WHAT THE TASK ASKS ▸ Each line of the data that includes the string "alpha" is to be copied out.

-- SUPPLIED DATA start --

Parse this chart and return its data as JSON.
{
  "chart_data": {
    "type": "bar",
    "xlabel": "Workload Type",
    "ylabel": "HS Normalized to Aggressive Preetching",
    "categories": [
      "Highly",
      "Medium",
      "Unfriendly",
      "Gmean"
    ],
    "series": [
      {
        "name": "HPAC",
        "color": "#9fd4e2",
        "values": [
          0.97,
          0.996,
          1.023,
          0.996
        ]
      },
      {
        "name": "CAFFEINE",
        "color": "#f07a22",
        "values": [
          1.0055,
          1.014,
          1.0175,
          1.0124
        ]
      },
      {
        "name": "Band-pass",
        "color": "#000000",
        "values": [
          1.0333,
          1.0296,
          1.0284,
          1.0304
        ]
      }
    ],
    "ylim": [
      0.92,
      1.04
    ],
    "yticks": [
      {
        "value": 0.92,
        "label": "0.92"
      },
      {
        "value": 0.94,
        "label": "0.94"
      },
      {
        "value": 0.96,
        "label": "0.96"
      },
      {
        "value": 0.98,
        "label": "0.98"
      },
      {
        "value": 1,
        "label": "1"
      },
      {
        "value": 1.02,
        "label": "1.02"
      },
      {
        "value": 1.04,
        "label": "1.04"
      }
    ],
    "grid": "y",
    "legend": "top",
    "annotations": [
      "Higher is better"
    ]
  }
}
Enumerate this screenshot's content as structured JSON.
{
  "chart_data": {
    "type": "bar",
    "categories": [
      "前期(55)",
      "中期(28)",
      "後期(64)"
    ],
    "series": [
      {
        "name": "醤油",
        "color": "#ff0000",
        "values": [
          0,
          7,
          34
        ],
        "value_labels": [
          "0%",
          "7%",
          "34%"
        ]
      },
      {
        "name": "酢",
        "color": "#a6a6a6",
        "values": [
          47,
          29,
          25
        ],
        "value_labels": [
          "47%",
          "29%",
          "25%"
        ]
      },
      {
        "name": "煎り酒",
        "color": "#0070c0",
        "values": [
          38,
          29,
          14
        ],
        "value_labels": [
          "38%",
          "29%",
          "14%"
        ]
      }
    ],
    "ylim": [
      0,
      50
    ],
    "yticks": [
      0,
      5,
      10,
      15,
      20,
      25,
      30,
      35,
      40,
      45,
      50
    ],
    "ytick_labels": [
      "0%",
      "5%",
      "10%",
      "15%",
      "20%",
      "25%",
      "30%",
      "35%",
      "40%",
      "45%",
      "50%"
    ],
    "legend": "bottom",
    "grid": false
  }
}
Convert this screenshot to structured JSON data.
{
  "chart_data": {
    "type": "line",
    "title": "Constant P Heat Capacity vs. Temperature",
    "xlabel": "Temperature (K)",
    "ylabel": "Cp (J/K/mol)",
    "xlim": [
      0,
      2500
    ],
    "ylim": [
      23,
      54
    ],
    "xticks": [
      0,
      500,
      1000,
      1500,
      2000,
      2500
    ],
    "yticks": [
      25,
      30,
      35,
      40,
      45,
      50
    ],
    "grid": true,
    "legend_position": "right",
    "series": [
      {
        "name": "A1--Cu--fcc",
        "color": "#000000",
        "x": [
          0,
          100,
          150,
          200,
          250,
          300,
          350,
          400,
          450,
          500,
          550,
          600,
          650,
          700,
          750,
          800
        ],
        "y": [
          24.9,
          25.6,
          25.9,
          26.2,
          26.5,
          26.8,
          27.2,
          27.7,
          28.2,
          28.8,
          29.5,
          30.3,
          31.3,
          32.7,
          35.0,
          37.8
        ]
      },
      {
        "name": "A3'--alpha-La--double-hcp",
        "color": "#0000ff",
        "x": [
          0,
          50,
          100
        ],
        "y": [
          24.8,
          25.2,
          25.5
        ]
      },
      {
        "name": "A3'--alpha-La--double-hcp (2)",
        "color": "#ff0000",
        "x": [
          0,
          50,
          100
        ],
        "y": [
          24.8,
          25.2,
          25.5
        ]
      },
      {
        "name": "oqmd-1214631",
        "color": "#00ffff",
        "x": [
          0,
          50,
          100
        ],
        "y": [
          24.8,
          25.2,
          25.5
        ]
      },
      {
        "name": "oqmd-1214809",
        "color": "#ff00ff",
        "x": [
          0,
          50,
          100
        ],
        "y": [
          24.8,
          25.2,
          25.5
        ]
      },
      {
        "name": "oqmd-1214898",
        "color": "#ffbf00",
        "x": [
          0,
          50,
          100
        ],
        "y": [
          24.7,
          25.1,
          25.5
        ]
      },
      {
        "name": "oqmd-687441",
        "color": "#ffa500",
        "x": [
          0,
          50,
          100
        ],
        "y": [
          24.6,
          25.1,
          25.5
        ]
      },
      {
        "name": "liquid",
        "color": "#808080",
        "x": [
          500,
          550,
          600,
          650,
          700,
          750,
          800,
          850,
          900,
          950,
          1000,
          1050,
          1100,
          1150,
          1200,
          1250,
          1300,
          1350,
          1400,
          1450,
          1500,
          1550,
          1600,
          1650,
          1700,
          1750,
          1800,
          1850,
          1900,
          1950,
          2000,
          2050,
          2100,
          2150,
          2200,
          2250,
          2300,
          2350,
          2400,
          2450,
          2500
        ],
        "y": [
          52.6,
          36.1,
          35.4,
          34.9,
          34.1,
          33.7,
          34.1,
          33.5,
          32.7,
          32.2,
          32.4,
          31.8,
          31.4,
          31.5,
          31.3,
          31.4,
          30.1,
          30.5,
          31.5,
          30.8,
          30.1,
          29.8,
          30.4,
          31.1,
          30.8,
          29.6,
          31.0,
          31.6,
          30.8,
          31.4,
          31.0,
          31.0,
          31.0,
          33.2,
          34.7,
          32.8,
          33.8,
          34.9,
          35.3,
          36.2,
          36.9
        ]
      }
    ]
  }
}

-- SUPPLIED DATA end --

SOLUTION TO THE EXERCISE ▸
        "name": "A3'--alpha-La--double-hcp",
        "name": "A3'--alpha-La--double-hcp (2)",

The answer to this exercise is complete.